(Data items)
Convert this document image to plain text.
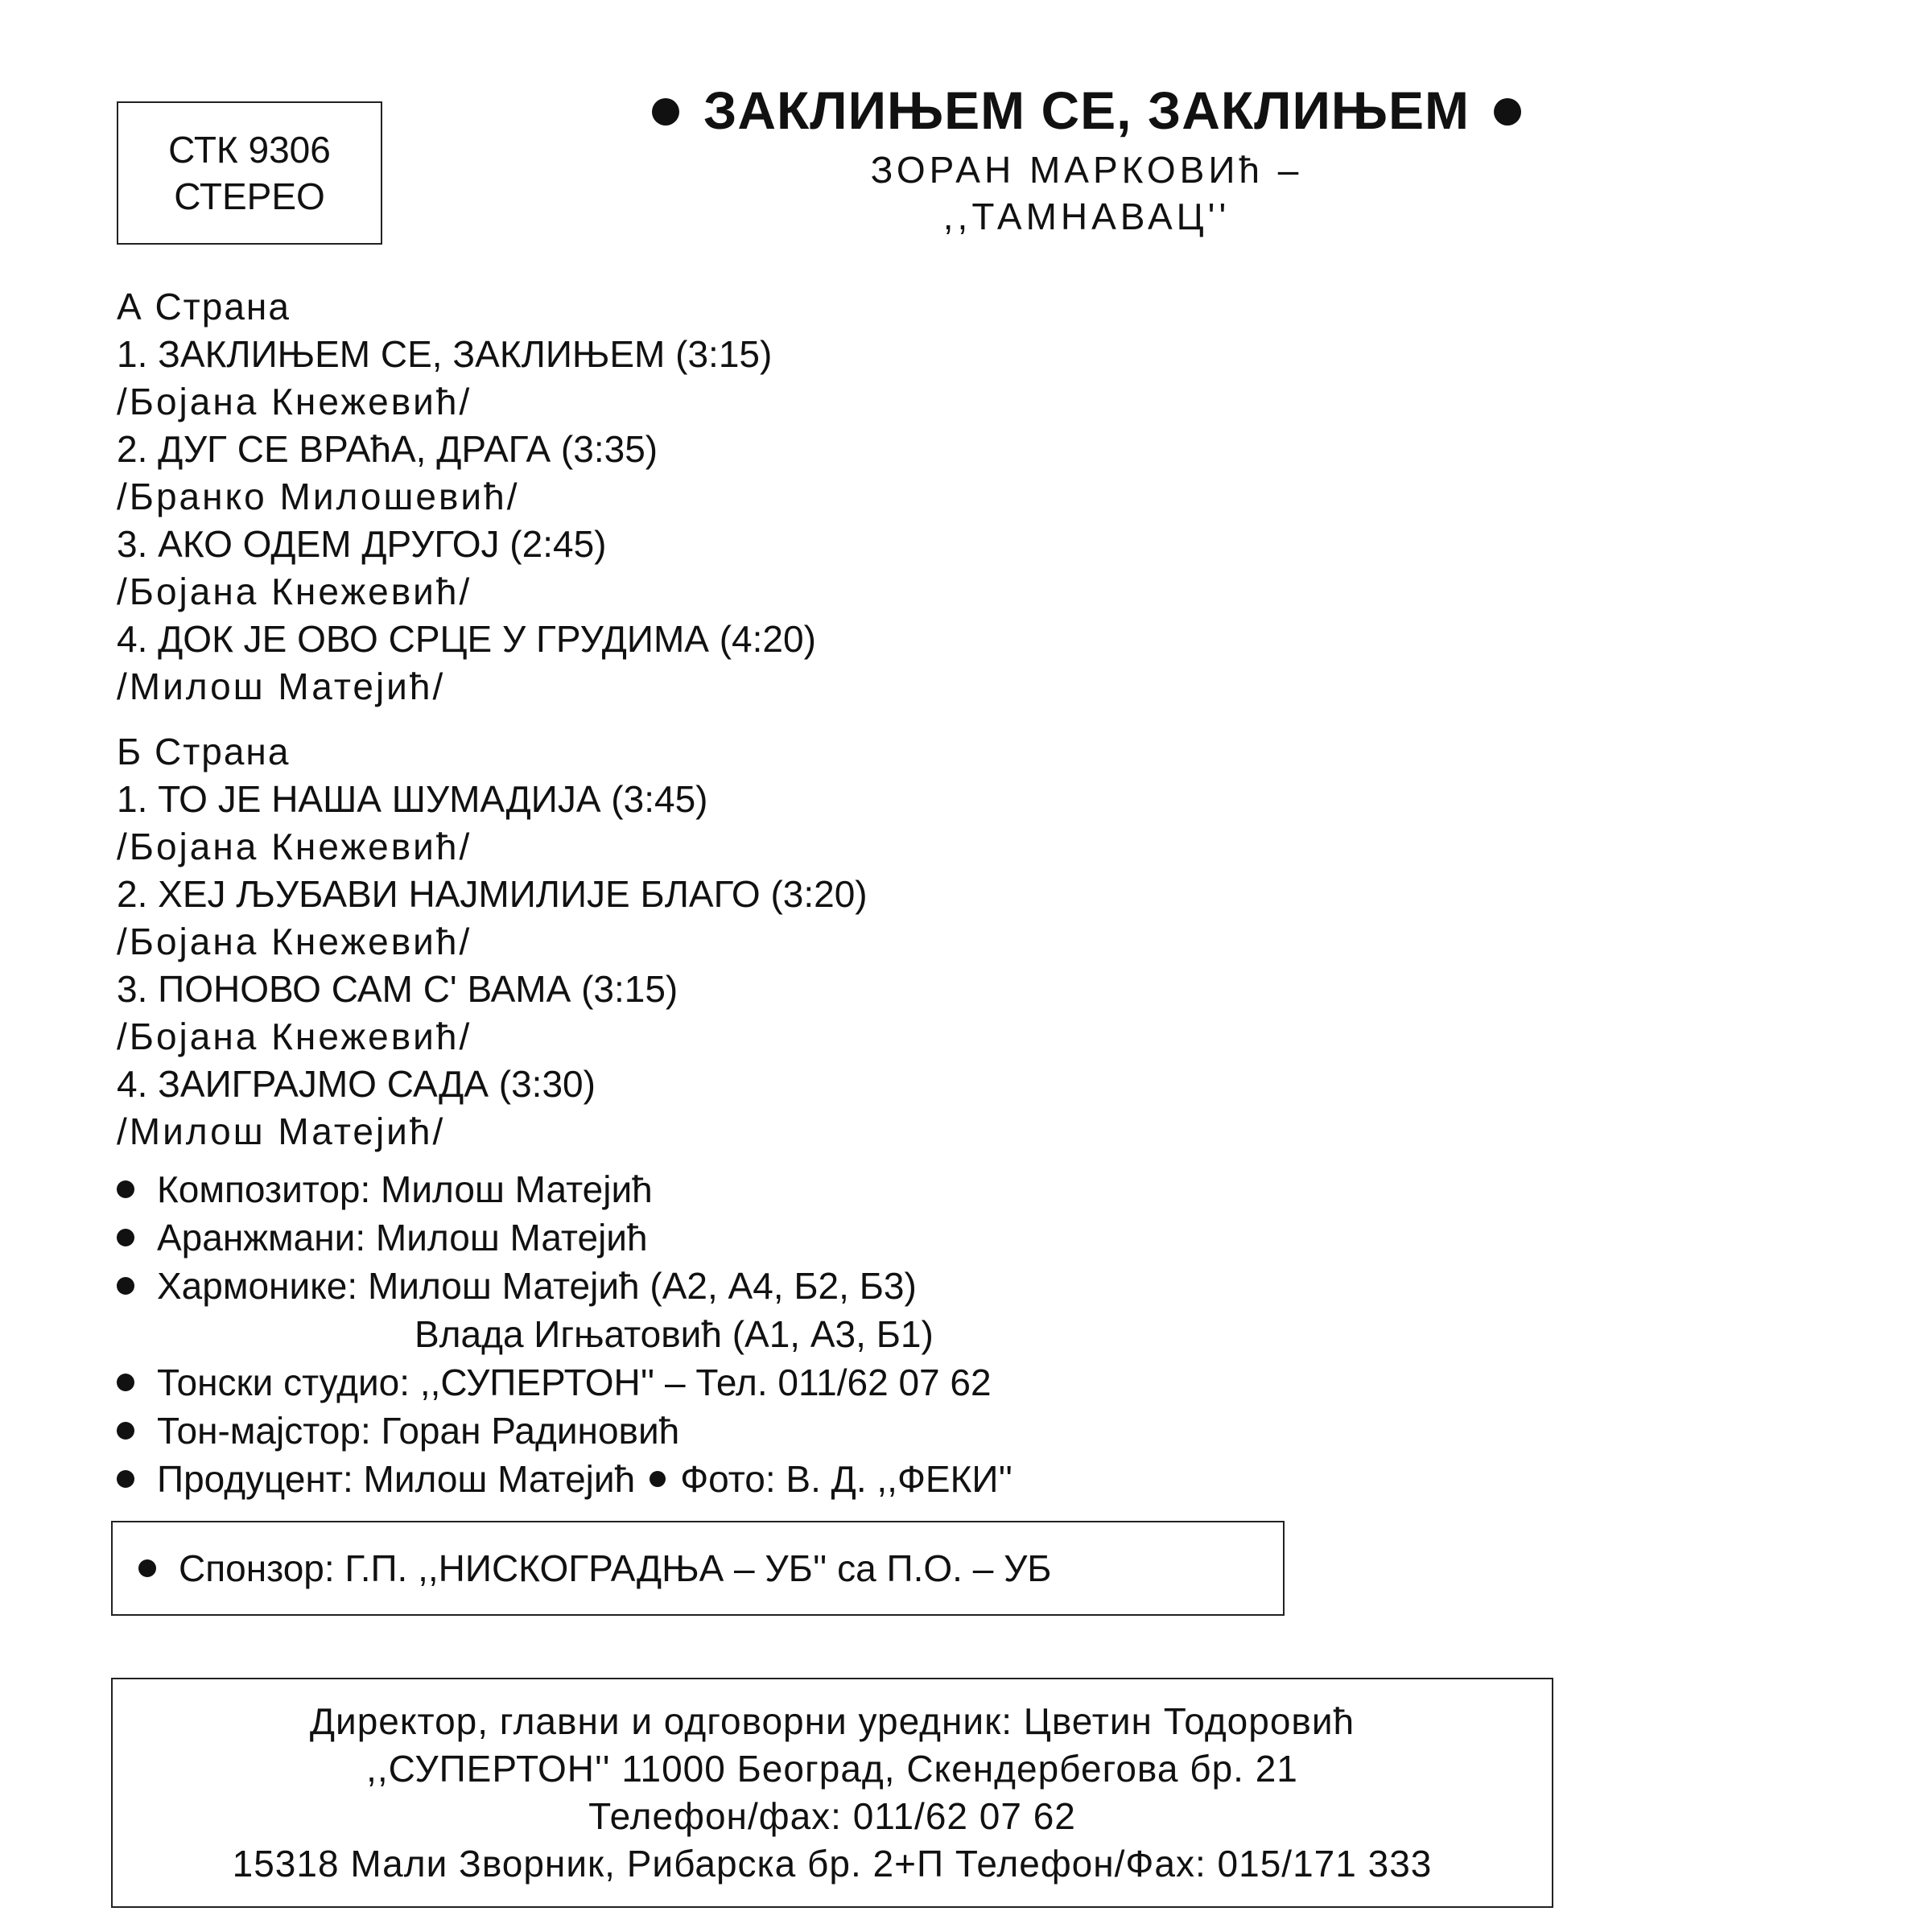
СТК 9306
СТЕРЕО
ЗАКЛИЊЕМ СЕ, ЗАКЛИЊЕМ
ЗОРАН МАРКОВИћ –
,,ТАМНАВАЦ''
А Страна
1. ЗАКЛИЊЕМ СЕ, ЗАКЛИЊЕМ (3:15)
/Бојана Кнежевић/
2. ДУГ СЕ ВРАћА, ДРАГА (3:35)
/Бранко Милошевић/
3. АКО ОДЕМ ДРУГОЈ (2:45)
/Бојана Кнежевић/
4. ДОК ЈЕ ОВО СРЦЕ У ГРУДИМА (4:20)
/Милош Матејић/
Б Страна
1. ТО ЈЕ НАША ШУМАДИЈА (3:45)
/Бојана Кнежевић/
2. ХЕЈ ЉУБАВИ НАЈМИЛИЈЕ БЛАГО (3:20)
/Бојана Кнежевић/
3. ПОНОВО САМ С' ВАМА (3:15)
/Бојана Кнежевић/
4. ЗАИГРАЈМО САДА (3:30)
/Милош Матејић/
Композитор: Милош Матејић
Аранжмани: Милош Матејић
Хармонике: Милош Матејић (А2, А4, Б2, Б3)
Влада Игњатовић (А1, А3, Б1)
Тонски студио: ,,СУПЕРТОН'' – Тел. 011/62 07 62
Тон-мајстор: Горан Радиновић
Продуцент: Милош Матејић Фото: В. Д. ,,ФЕКИ''
Спонзор: Г.П. ,,НИСКОГРАДЊА – УБ'' са П.О. – УБ
Директор, главни и одговорни уредник: Цветин Тодоровић
,,СУПЕРТОН'' 11000 Београд, Скендербегова бр. 21
Телефон/фах: 011/62 07 62
15318 Мали Зворник, Рибарска бр. 2+П Телефон/Фах: 015/171 333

▶ STATED TASK
Copy the listing word for word, excluding its pictures.

▶ EXERCISE ANSWER
Convert this document image to plain text.
СТК 9306
СТЕРЕО
ЗАКЛИЊЕМ СЕ, ЗАКЛИЊЕМ
ЗОРАН МАРКОВИћ –
,,ТАМНАВАЦ''
А Страна
1. ЗАКЛИЊЕМ СЕ, ЗАКЛИЊЕМ (3:15)
/Бојана Кнежевић/
2. ДУГ СЕ ВРАћА, ДРАГА (3:35)
/Бранко Милошевић/
3. АКО ОДЕМ ДРУГОЈ (2:45)
/Бојана Кнежевић/
4. ДОК ЈЕ ОВО СРЦЕ У ГРУДИМА (4:20)
/Милош Матејић/
Б Страна
1. ТО ЈЕ НАША ШУМАДИЈА (3:45)
/Бојана Кнежевић/
2. ХЕЈ ЉУБАВИ НАЈМИЛИЈЕ БЛАГО (3:20)
/Бојана Кнежевић/
3. ПОНОВО САМ С' ВАМА (3:15)
/Бојана Кнежевић/
4. ЗАИГРАЈМО САДА (3:30)
/Милош Матејић/
Композитор: Милош Матејић
Аранжмани: Милош Матејић
Хармонике: Милош Матејић (А2, А4, Б2, Б3)
Влада Игњатовић (А1, А3, Б1)
Тонски студио: ,,СУПЕРТОН'' – Тел. 011/62 07 62
Тон-мајстор: Горан Радиновић
Продуцент: Милош Матејић Фото: В. Д. ,,ФЕКИ''
Спонзор: Г.П. ,,НИСКОГРАДЊА – УБ'' са П.О. – УБ
Директор, главни и одговорни уредник: Цветин Тодоровић
,,СУПЕРТОН'' 11000 Београд, Скендербегова бр. 21
Телефон/фах: 011/62 07 62
15318 Мали Зворник, Рибарска бр. 2+П Телефон/Фах: 015/171 333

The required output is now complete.